◆ SUPPLIED MATERIAL ◆

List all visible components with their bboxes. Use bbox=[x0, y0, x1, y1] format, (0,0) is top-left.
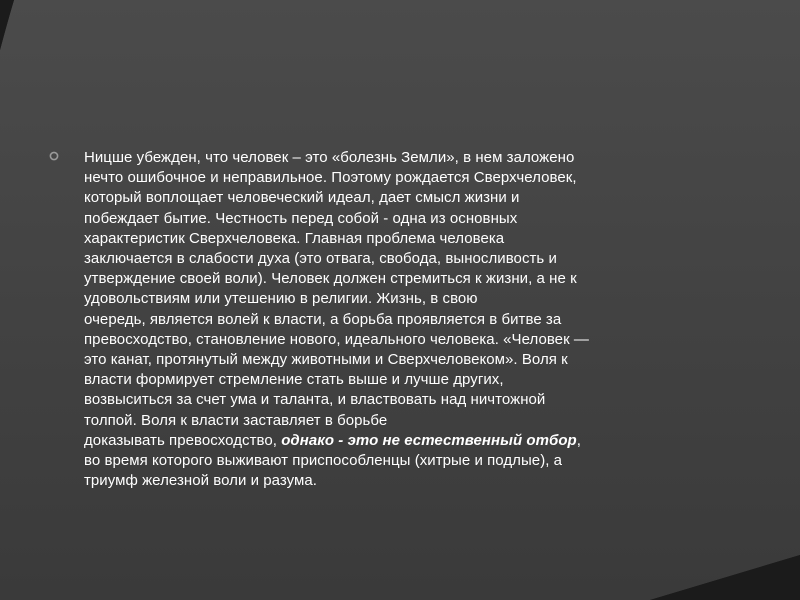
main-paragraph bbox=[84, 148, 708, 491]
paragraph-line: который воплощает человеческий идеал, дает смысл жизни и bbox=[84, 189, 520, 207]
emphasized-phrase: однако - это не естественный отбор bbox=[281, 431, 577, 449]
paragraph-line: во время которого выживают приспособленцы (хитрые и подлые), а bbox=[84, 452, 563, 470]
paragraph-line: это канат, протянутый между животными и Сверхчеловеком». Воля к bbox=[84, 351, 568, 369]
paragraph-line: толпой. Воля к власти заставляет в борьбе bbox=[84, 411, 388, 429]
bullet-item bbox=[48, 148, 708, 491]
paragraph-line: характеристик Сверхчеловека. Главная проблема человека bbox=[84, 229, 505, 247]
paragraph-line bbox=[84, 431, 708, 451]
paragraph-line: побеждает бытие. Честность перед собой - одна из основных bbox=[84, 209, 518, 227]
paragraph-line: нечто ошибочное и неправильное. Поэтому рождается Сверхчеловек, bbox=[84, 169, 577, 187]
paragraph-line: власти формирует стремление стать выше и лучше других, bbox=[84, 371, 504, 389]
paragraph-line: удовольствиям или утешению в религии. Жизнь, в свою bbox=[84, 290, 478, 308]
paragraph-line: заключается в слабости духа (это отвага, свобода, выносливость и bbox=[84, 250, 557, 268]
line-text: доказывать превосходство, bbox=[84, 431, 282, 449]
paragraph-line: Ницше убежден, что человек – это «болезнь Земли», в нем заложено bbox=[84, 149, 575, 166]
content-block bbox=[48, 148, 708, 491]
paragraph-line: утверждение своей воли). Человек должен стремиться к жизни, а не к bbox=[84, 270, 577, 288]
paragraph-line: очередь, является волей к власти, а борьба проявляется в битве за bbox=[84, 310, 562, 328]
line-text: , bbox=[576, 431, 581, 449]
ring-bullet-icon bbox=[48, 148, 84, 162]
paragraph-line: превосходство, становление нового, идеального человека. «Человек — bbox=[84, 330, 589, 348]
paragraph-line: триумф железной воли и разума. bbox=[84, 472, 317, 490]
paragraph-line: возвыситься за счет ума и таланта, и властвовать над ничтожной bbox=[84, 391, 546, 409]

◆ TASK TO CARRY OUT ◆
Return every line of the records above unchanged, leaving out the pictures.

◆ RESULT FOR THIS TASK ◆
List all visible components with their bboxes. Use bbox=[x0, y0, x1, y1] format, (0,0) is top-left.
main-paragraph bbox=[84, 148, 708, 491]
paragraph-line: который воплощает человеческий идеал, дает смысл жизни и bbox=[84, 189, 520, 207]
emphasized-phrase: однако - это не естественный отбор bbox=[281, 431, 577, 449]
paragraph-line: во время которого выживают приспособленцы (хитрые и подлые), а bbox=[84, 452, 563, 470]
paragraph-line: это канат, протянутый между животными и Сверхчеловеком». Воля к bbox=[84, 351, 568, 369]
paragraph-line: толпой. Воля к власти заставляет в борьбе bbox=[84, 411, 388, 429]
bullet-item bbox=[48, 148, 708, 491]
paragraph-line: характеристик Сверхчеловека. Главная проблема человека bbox=[84, 229, 505, 247]
paragraph-line bbox=[84, 431, 708, 451]
paragraph-line: побеждает бытие. Честность перед собой - одна из основных bbox=[84, 209, 518, 227]
paragraph-line: нечто ошибочное и неправильное. Поэтому рождается Сверхчеловек, bbox=[84, 169, 577, 187]
paragraph-line: власти формирует стремление стать выше и лучше других, bbox=[84, 371, 504, 389]
paragraph-line: удовольствиям или утешению в религии. Жизнь, в свою bbox=[84, 290, 478, 308]
paragraph-line: заключается в слабости духа (это отвага, свобода, выносливость и bbox=[84, 250, 557, 268]
line-text: доказывать превосходство, bbox=[84, 431, 282, 449]
paragraph-line: Ницше убежден, что человек – это «болезнь Земли», в нем заложено bbox=[84, 149, 575, 166]
content-block bbox=[48, 148, 708, 491]
paragraph-line: утверждение своей воли). Человек должен стремиться к жизни, а не к bbox=[84, 270, 577, 288]
paragraph-line: очередь, является волей к власти, а борьба проявляется в битве за bbox=[84, 310, 562, 328]
line-text: , bbox=[576, 431, 581, 449]
ring-bullet-icon bbox=[48, 148, 84, 162]
paragraph-line: превосходство, становление нового, идеального человека. «Человек — bbox=[84, 330, 589, 348]
paragraph-line: триумф железной воли и разума. bbox=[84, 472, 317, 490]
paragraph-line: возвыситься за счет ума и таланта, и властвовать над ничтожной bbox=[84, 391, 546, 409]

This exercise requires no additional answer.